Posts Tagged ‘leadership’

Case Study 6 Reflection

Sunday marked the final time that we would engage with our group for the case studies. The task was to discuss this week’s topic in our group space and then post our individual responses into the Module 6 forum. Perhaps not surprisingly, there was no discussion around the case study within our group wiki or blog space, with the group members choosing instead to post directly to the forum.

Upon reflection of our group participation this session, I realise that there did not appear to be any really strong personalities within our group and there was no clear leader within the group. Perhaps, in some ways, we employed a distributed leadership model, but overall, I feel that as a group, we lacked motivation which resulted in almost no discussions around our case studies. Unfortunately, our wiki space became merely a place in which to dump our responses, after which a self-designated member would collate these and pop them onto the module forum. As I had never used a wiki space, this is probably one of the things I was most looking forward to. I was really keen to see how these could be used to facilitate group learning. I do wonder if we were all new to this type of collaborative work and whether this could have impacted the way in which we worked in this space.
+++
▶ **SET EXERCISE 1**
Reproduce the part of the case study reflection that opens with "Sunday marked the" and closes with "to the forum.", updating it so that "forum" becomes "discussion board".
▶ **SET EXERCISE 2**
Go on with the case study reflection from its final sentence.
+++
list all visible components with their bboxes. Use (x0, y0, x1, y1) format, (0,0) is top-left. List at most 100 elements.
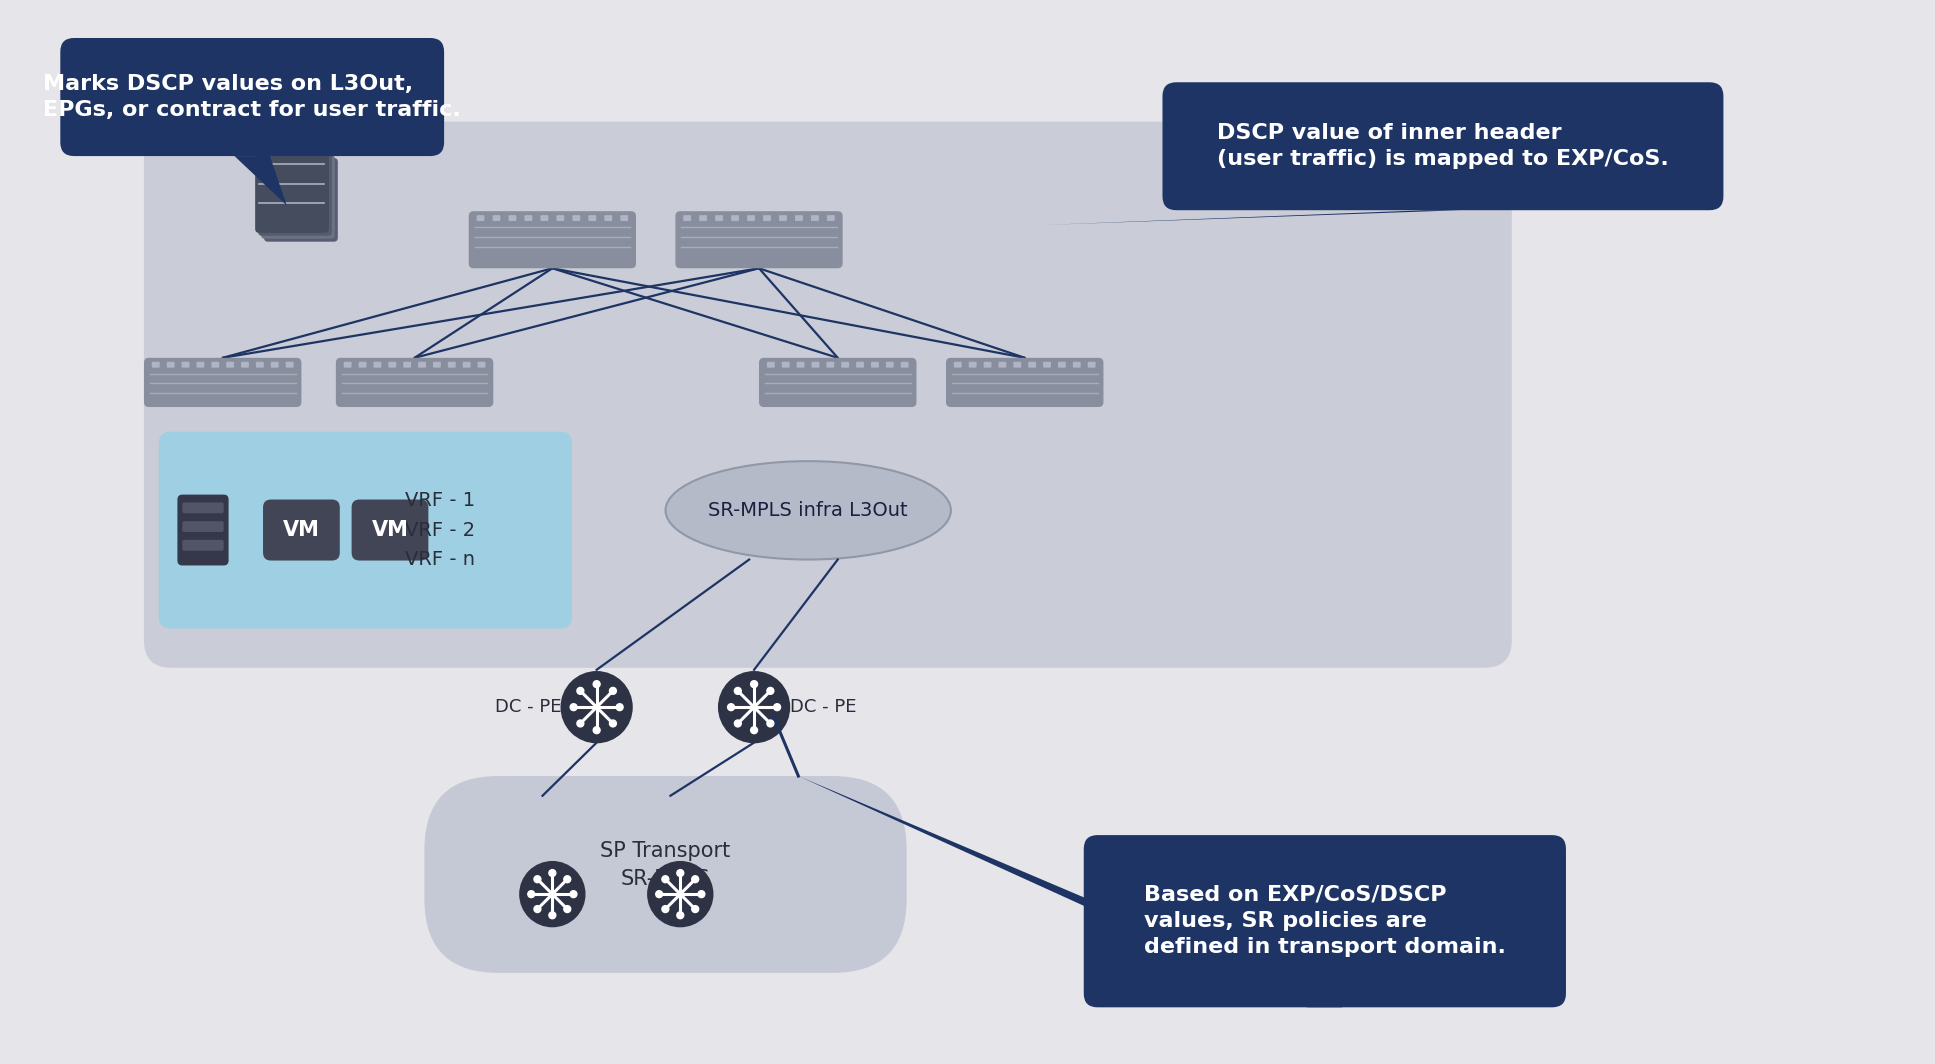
Text: SR-MPLS infra L3Out: SR-MPLS infra L3Out (708, 501, 908, 520)
FancyBboxPatch shape (197, 362, 205, 368)
FancyBboxPatch shape (1027, 362, 1035, 368)
FancyBboxPatch shape (418, 362, 426, 368)
FancyBboxPatch shape (178, 495, 228, 565)
FancyBboxPatch shape (373, 362, 381, 368)
FancyBboxPatch shape (886, 362, 894, 368)
FancyBboxPatch shape (780, 215, 788, 221)
Circle shape (528, 891, 534, 898)
Polygon shape (234, 156, 286, 205)
FancyBboxPatch shape (182, 362, 190, 368)
FancyBboxPatch shape (263, 159, 339, 242)
Text: APIC: APIC (261, 148, 281, 157)
Text: SP Transport
SR-MPLS: SP Transport SR-MPLS (600, 841, 731, 888)
Circle shape (774, 703, 780, 711)
Circle shape (751, 681, 757, 687)
Ellipse shape (567, 712, 627, 728)
FancyBboxPatch shape (762, 215, 770, 221)
Circle shape (656, 891, 662, 898)
Circle shape (563, 905, 571, 913)
Circle shape (751, 727, 757, 734)
Circle shape (615, 703, 623, 711)
Circle shape (693, 905, 699, 913)
FancyBboxPatch shape (826, 362, 834, 368)
FancyBboxPatch shape (462, 362, 470, 368)
FancyBboxPatch shape (826, 215, 834, 221)
Circle shape (693, 876, 699, 883)
FancyBboxPatch shape (476, 215, 484, 221)
FancyBboxPatch shape (344, 362, 352, 368)
FancyBboxPatch shape (683, 215, 691, 221)
FancyBboxPatch shape (255, 149, 329, 233)
FancyBboxPatch shape (60, 38, 445, 156)
FancyBboxPatch shape (433, 362, 441, 368)
Circle shape (577, 720, 584, 727)
Text: DC - PE: DC - PE (789, 698, 855, 716)
Text: VRF - 1
VRF - 2
VRF - n: VRF - 1 VRF - 2 VRF - n (404, 491, 474, 569)
FancyBboxPatch shape (782, 362, 789, 368)
Polygon shape (799, 776, 1343, 1008)
FancyBboxPatch shape (257, 152, 333, 236)
Text: Based on EXP/CoS/DSCP
values, SR policies are
defined in transport domain.: Based on EXP/CoS/DSCP values, SR policie… (1144, 884, 1505, 958)
Circle shape (571, 703, 577, 711)
Circle shape (699, 891, 704, 898)
FancyBboxPatch shape (900, 362, 909, 368)
Ellipse shape (666, 461, 950, 560)
Circle shape (766, 687, 774, 695)
FancyBboxPatch shape (588, 215, 596, 221)
Circle shape (677, 869, 683, 877)
Ellipse shape (652, 898, 708, 913)
Circle shape (550, 869, 555, 877)
FancyBboxPatch shape (811, 362, 819, 368)
FancyBboxPatch shape (1163, 82, 1724, 211)
Circle shape (534, 876, 542, 883)
FancyBboxPatch shape (716, 215, 724, 221)
FancyBboxPatch shape (1072, 362, 1082, 368)
FancyBboxPatch shape (604, 215, 611, 221)
Circle shape (610, 720, 617, 727)
FancyBboxPatch shape (983, 362, 991, 368)
Text: DSCP value of inner header
(user traffic) is mapped to EXP/CoS.: DSCP value of inner header (user traffic… (1217, 123, 1668, 169)
FancyBboxPatch shape (731, 215, 739, 221)
FancyBboxPatch shape (699, 215, 706, 221)
Circle shape (662, 905, 670, 913)
FancyBboxPatch shape (182, 521, 224, 532)
Circle shape (718, 671, 789, 743)
Circle shape (534, 905, 542, 913)
FancyBboxPatch shape (998, 362, 1006, 368)
FancyBboxPatch shape (747, 215, 755, 221)
FancyBboxPatch shape (1087, 362, 1095, 368)
Circle shape (662, 876, 670, 883)
FancyBboxPatch shape (493, 215, 501, 221)
Circle shape (571, 891, 577, 898)
Ellipse shape (524, 898, 580, 913)
FancyBboxPatch shape (389, 362, 397, 368)
Circle shape (735, 687, 741, 695)
FancyBboxPatch shape (182, 539, 224, 551)
FancyBboxPatch shape (509, 215, 517, 221)
FancyBboxPatch shape (946, 358, 1103, 408)
FancyBboxPatch shape (811, 215, 819, 221)
Circle shape (577, 687, 584, 695)
Text: VM: VM (372, 520, 408, 541)
FancyBboxPatch shape (211, 362, 219, 368)
Circle shape (648, 862, 712, 927)
FancyBboxPatch shape (621, 215, 629, 221)
FancyBboxPatch shape (969, 362, 977, 368)
FancyBboxPatch shape (424, 776, 908, 972)
Circle shape (728, 703, 735, 711)
FancyBboxPatch shape (573, 215, 580, 221)
FancyBboxPatch shape (766, 362, 774, 368)
FancyBboxPatch shape (226, 362, 234, 368)
FancyBboxPatch shape (255, 362, 263, 368)
FancyBboxPatch shape (524, 215, 532, 221)
FancyBboxPatch shape (795, 215, 803, 221)
FancyBboxPatch shape (540, 215, 548, 221)
FancyBboxPatch shape (402, 362, 410, 368)
FancyBboxPatch shape (151, 362, 161, 368)
FancyBboxPatch shape (242, 362, 250, 368)
FancyBboxPatch shape (166, 362, 174, 368)
FancyBboxPatch shape (1043, 362, 1051, 368)
FancyBboxPatch shape (182, 502, 224, 513)
Text: APIC: APIC (263, 151, 284, 160)
FancyBboxPatch shape (1084, 835, 1565, 1008)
+++
▶ **WRITTEN REPLY 1**
Sunday marked the final time that we would engage with our group for the case studies. The task was to discuss this week’s topic in our group space and then post our individual responses into the Module 6 discussion board. Perhaps not surprisingly, there was no discussion around the case study within our group wiki or blog space, with the group members choosing instead to post directly to the discussion board.

▶ **WRITTEN REPLY 2**
While as a group we have not discussed our perceptions of how our group worked together, I am keen to read my fellow group members final blog posts to learn how they felt about the process, and if their thoughts were similar or different to my own. I believe that it could have been a much more meaningful experience if our group members were to engage more fully. However, while my initial response was to feel frustrated, I did come to appreciate that everyone has different time constraints, ways of approaching tasks, experience in these types of learning environments and motivation to participate. I myself am guilty of not initiating conversations to get to know my group better, something I wish I had done.

While this experience was not what I hoped it would be, it was an opportunity to grow my knowledge of leadership styles, interact more closely with my peers, and try my hand at being a leader.

There’s no I in team…or is there?

Image by rawpixel from Pixabay

Aaaah, those two dreaded words that no conscientious student wants to hear…group work. While for some people, group work is an easy ticket to get to the other side, for others, it can be a cause of stress and frustration. While the availability of digital tools such as wikis should, in theory, enhance the ability for everyone to contribute equally, it still relies on each individual to have the motivation and inclination to do so.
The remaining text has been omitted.